=== What needs to be done ===
In this exercise, reproduce all the entries that follow exactly.

=== Data shown ===
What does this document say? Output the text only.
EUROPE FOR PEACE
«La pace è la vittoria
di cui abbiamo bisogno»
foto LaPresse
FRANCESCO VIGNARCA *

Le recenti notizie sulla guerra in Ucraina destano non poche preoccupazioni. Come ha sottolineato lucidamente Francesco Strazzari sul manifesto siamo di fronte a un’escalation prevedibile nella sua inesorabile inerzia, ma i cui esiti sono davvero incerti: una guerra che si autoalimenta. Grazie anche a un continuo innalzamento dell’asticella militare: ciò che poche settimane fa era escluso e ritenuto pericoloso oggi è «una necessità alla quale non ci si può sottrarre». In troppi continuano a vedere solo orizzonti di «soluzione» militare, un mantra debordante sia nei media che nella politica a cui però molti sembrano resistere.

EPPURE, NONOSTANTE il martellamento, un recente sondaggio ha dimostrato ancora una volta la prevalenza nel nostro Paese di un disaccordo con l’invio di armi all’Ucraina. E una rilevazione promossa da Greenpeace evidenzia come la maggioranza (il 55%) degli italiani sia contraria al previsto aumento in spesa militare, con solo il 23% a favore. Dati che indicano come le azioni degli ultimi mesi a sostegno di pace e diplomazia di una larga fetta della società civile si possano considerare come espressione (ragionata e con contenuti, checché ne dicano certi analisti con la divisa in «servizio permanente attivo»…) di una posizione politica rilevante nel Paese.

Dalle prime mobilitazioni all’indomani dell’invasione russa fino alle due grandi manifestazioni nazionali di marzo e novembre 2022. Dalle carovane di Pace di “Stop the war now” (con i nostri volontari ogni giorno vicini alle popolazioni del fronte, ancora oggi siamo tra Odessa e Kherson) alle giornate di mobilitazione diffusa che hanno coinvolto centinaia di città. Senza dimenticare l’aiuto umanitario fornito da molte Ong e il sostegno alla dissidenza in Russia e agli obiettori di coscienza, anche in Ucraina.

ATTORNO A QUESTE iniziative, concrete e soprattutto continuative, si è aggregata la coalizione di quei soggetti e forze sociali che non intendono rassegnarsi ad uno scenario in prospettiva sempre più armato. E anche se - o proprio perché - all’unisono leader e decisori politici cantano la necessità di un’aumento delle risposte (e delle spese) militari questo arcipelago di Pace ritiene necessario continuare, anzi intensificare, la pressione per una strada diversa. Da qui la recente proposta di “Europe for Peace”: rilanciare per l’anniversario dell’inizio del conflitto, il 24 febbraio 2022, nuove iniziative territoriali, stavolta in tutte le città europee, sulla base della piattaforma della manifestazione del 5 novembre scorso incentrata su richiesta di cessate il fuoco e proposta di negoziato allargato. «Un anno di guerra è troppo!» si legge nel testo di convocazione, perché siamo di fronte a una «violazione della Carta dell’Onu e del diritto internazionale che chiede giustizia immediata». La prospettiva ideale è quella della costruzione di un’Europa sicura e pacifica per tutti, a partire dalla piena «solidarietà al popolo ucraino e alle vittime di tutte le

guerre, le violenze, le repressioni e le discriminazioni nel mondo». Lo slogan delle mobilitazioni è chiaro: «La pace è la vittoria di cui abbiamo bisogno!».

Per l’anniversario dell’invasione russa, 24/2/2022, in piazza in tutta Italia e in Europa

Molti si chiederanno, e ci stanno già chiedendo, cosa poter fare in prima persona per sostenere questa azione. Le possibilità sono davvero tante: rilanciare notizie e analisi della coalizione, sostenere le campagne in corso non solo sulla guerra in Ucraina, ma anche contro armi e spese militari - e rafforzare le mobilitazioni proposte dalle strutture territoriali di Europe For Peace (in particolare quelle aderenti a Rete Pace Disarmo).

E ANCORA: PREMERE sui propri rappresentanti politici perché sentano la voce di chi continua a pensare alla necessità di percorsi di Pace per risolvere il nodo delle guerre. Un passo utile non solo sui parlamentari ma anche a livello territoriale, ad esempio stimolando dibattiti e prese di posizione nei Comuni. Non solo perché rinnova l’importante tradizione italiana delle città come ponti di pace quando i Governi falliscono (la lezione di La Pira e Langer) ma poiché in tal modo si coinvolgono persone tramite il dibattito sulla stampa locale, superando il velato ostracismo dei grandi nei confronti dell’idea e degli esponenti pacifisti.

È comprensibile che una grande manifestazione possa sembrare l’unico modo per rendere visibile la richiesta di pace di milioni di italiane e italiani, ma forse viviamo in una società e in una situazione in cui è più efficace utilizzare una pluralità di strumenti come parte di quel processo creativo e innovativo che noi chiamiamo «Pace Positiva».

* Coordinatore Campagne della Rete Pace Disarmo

=== Complete output ===
What does this document say? Output the text only.
EUROPE FOR PEACE
«La pace è la vittoria
di cui abbiamo bisogno»
foto LaPresse
FRANCESCO VIGNARCA *

Le recenti notizie sulla guerra in Ucraina destano non poche preoccupazioni. Come ha sottolineato lucidamente Francesco Strazzari sul manifesto siamo di fronte a un’escalation prevedibile nella sua inesorabile inerzia, ma i cui esiti sono davvero incerti: una guerra che si autoalimenta. Grazie anche a un continuo innalzamento dell’asticella militare: ciò che poche settimane fa era escluso e ritenuto pericoloso oggi è «una necessità alla quale non ci si può sottrarre». In troppi continuano a vedere solo orizzonti di «soluzione» militare, un mantra debordante sia nei media che nella politica a cui però molti sembrano resistere.

EPPURE, NONOSTANTE il martellamento, un recente sondaggio ha dimostrato ancora una volta la prevalenza nel nostro Paese di un disaccordo con l’invio di armi all’Ucraina. E una rilevazione promossa da Greenpeace evidenzia come la maggioranza (il 55%) degli italiani sia contraria al previsto aumento in spesa militare, con solo il 23% a favore. Dati che indicano come le azioni degli ultimi mesi a sostegno di pace e diplomazia di una larga fetta della società civile si possano considerare come espressione (ragionata e con contenuti, checché ne dicano certi analisti con la divisa in «servizio permanente attivo»…) di una posizione politica rilevante nel Paese.

Dalle prime mobilitazioni all’indomani dell’invasione russa fino alle due grandi manifestazioni nazionali di marzo e novembre 2022. Dalle carovane di Pace di “Stop the war now” (con i nostri volontari ogni giorno vicini alle popolazioni del fronte, ancora oggi siamo tra Odessa e Kherson) alle giornate di mobilitazione diffusa che hanno coinvolto centinaia di città. Senza dimenticare l’aiuto umanitario fornito da molte Ong e il sostegno alla dissidenza in Russia e agli obiettori di coscienza, anche in Ucraina.

ATTORNO A QUESTE iniziative, concrete e soprattutto continuative, si è aggregata la coalizione di quei soggetti e forze sociali che non intendono rassegnarsi ad uno scenario in prospettiva sempre più armato. E anche se - o proprio perché - all’unisono leader e decisori politici cantano la necessità di un’aumento delle risposte (e delle spese) militari questo arcipelago di Pace ritiene necessario continuare, anzi intensificare, la pressione per una strada diversa. Da qui la recente proposta di “Europe for Peace”: rilanciare per l’anniversario dell’inizio del conflitto, il 24 febbraio 2022, nuove iniziative territoriali, stavolta in tutte le città europee, sulla base della piattaforma della manifestazione del 5 novembre scorso incentrata su richiesta di cessate il fuoco e proposta di negoziato allargato. «Un anno di guerra è troppo!» si legge nel testo di convocazione, perché siamo di fronte a una «violazione della Carta dell’Onu e del diritto internazionale che chiede giustizia immediata». La prospettiva ideale è quella della costruzione di un’Europa sicura e pacifica per tutti, a partire dalla piena «solidarietà al popolo ucraino e alle vittime di tutte le

guerre, le violenze, le repressioni e le discriminazioni nel mondo». Lo slogan delle mobilitazioni è chiaro: «La pace è la vittoria di cui abbiamo bisogno!».

Per l’anniversario dell’invasione russa, 24/2/2022, in piazza in tutta Italia e in Europa

Molti si chiederanno, e ci stanno già chiedendo, cosa poter fare in prima persona per sostenere questa azione. Le possibilità sono davvero tante: rilanciare notizie e analisi della coalizione, sostenere le campagne in corso non solo sulla guerra in Ucraina, ma anche contro armi e spese militari - e rafforzare le mobilitazioni proposte dalle strutture territoriali di Europe For Peace (in particolare quelle aderenti a Rete Pace Disarmo).

E ANCORA: PREMERE sui propri rappresentanti politici perché sentano la voce di chi continua a pensare alla necessità di percorsi di Pace per risolvere il nodo delle guerre. Un passo utile non solo sui parlamentari ma anche a livello territoriale, ad esempio stimolando dibattiti e prese di posizione nei Comuni. Non solo perché rinnova l’importante tradizione italiana delle città come ponti di pace quando i Governi falliscono (la lezione di La Pira e Langer) ma poiché in tal modo si coinvolgono persone tramite il dibattito sulla stampa locale, superando il velato ostracismo dei grandi nei confronti dell’idea e degli esponenti pacifisti.

È comprensibile che una grande manifestazione possa sembrare l’unico modo per rendere visibile la richiesta di pace di milioni di italiane e italiani, ma forse viviamo in una società e in una situazione in cui è più efficace utilizzare una pluralità di strumenti come parte di quel processo creativo e innovativo che noi chiamiamo «Pace Positiva».

* Coordinatore Campagne della Rete Pace Disarmo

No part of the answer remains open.